-- EXERCISE PROMPT --
Will you extract the entries word for word? Images should not appear in the copy.

-- INPUT --

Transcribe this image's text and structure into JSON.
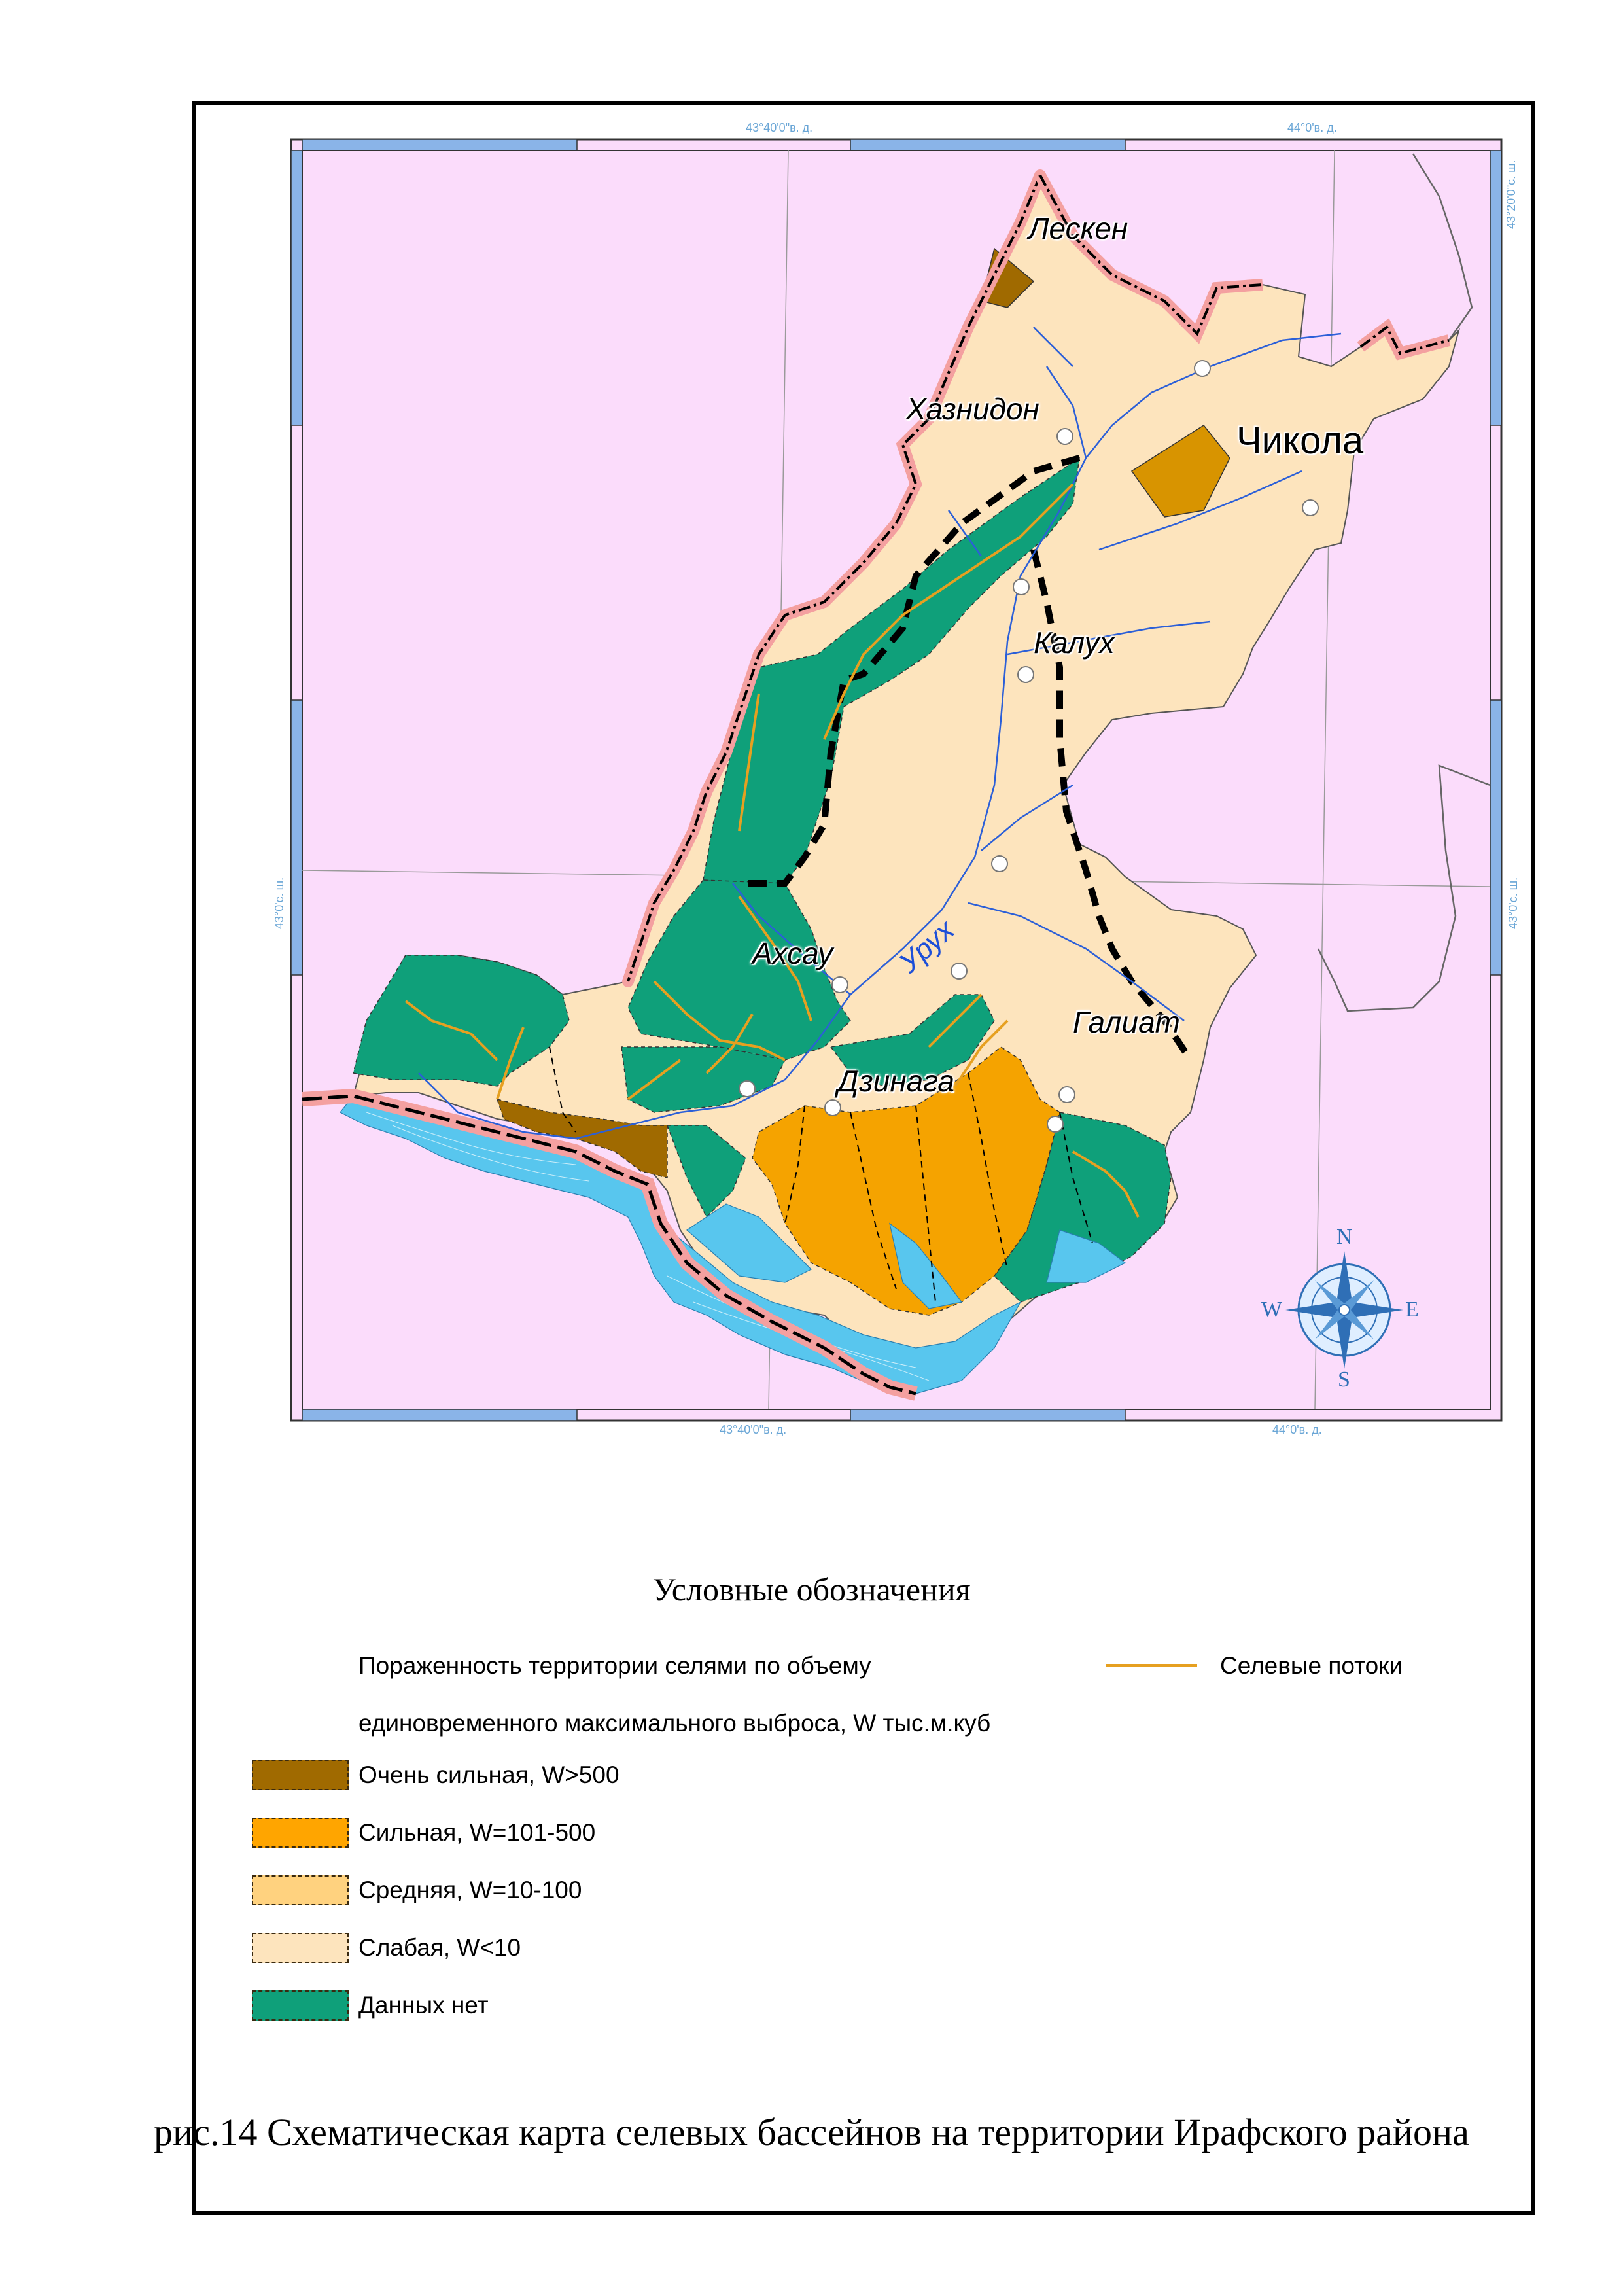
{
  "map": {
    "coords": {
      "top_left": "43°40'0\"в. д.",
      "top_right": "44°0'в. д.",
      "bottom_left": "43°40'0\"в. д.",
      "bottom_right": "44°0'в. д.",
      "right_top": "43°20'0\"с. ш.",
      "right_mid": "43°0'с. ш.",
      "left_mid": "43°0'с. ш."
    },
    "places": {
      "lesken": "Лескен",
      "khaznidon": "Хазнидон",
      "chikola": "Чикола",
      "kalukh": "Калух",
      "akhsau": "Ахсау",
      "galiat": "Галиат",
      "dzinaga": "Дзинага"
    },
    "river": "Урух",
    "compass": {
      "n": "N",
      "s": "S",
      "e": "E",
      "w": "W"
    },
    "colors": {
      "background": "#fbdcfb",
      "very_strong": "#a06a00",
      "strong": "#f5a300",
      "medium": "#fdd080",
      "weak": "#fde4bd",
      "no_data": "#0fa07a",
      "glacier": "#58c6ee",
      "mudflow": "#e6a020",
      "river": "#2b5fd8"
    }
  },
  "legend": {
    "title": "Условные обозначения",
    "heading_line1": "Пораженность территории селями по объему",
    "heading_line2": "единовременного максимального выброса, W тыс.м.куб",
    "items": [
      {
        "label": "Очень сильная, W>500",
        "color": "#a06a00"
      },
      {
        "label": "Сильная, W=101-500",
        "color": "#ffa500"
      },
      {
        "label": "Средняя, W=10-100",
        "color": "#ffd27f"
      },
      {
        "label": "Слабая, W<10",
        "color": "#fde4bd"
      },
      {
        "label": "Данных нет",
        "color": "#0fa07a"
      }
    ],
    "mudflow_label": "Селевые потоки"
  },
  "caption": "рис.14 Схематическая карта селевых бассейнов на территории Ирафского района"
}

-- RESULT OF THIS EXERCISE --
Transcribe this image's text and structure into JSON.
{
  "map": {
    "coords": {
      "top_left": "43°40'0\"в. д.",
      "top_right": "44°0'в. д.",
      "bottom_left": "43°40'0\"в. д.",
      "bottom_right": "44°0'в. д.",
      "right_top": "43°20'0\"с. ш.",
      "right_mid": "43°0'с. ш.",
      "left_mid": "43°0'с. ш."
    },
    "places": {
      "lesken": "Лескен",
      "khaznidon": "Хазнидон",
      "chikola": "Чикола",
      "kalukh": "Калух",
      "akhsau": "Ахсау",
      "galiat": "Галиат",
      "dzinaga": "Дзинага"
    },
    "river": "Урух",
    "compass": {
      "n": "N",
      "s": "S",
      "e": "E",
      "w": "W"
    },
    "colors": {
      "background": "#fbdcfb",
      "very_strong": "#a06a00",
      "strong": "#f5a300",
      "medium": "#fdd080",
      "weak": "#fde4bd",
      "no_data": "#0fa07a",
      "glacier": "#58c6ee",
      "mudflow": "#e6a020",
      "river": "#2b5fd8"
    }
  },
  "legend": {
    "title": "Условные обозначения",
    "heading_line1": "Пораженность территории селями по объему",
    "heading_line2": "единовременного максимального выброса, W тыс.м.куб",
    "items": [
      {
        "label": "Очень сильная, W>500",
        "color": "#a06a00"
      },
      {
        "label": "Сильная, W=101-500",
        "color": "#ffa500"
      },
      {
        "label": "Средняя, W=10-100",
        "color": "#ffd27f"
      },
      {
        "label": "Слабая, W<10",
        "color": "#fde4bd"
      },
      {
        "label": "Данных нет",
        "color": "#0fa07a"
      }
    ],
    "mudflow_label": "Селевые потоки"
  },
  "caption": "рис.14 Схематическая карта селевых бассейнов на территории Ирафского района"
}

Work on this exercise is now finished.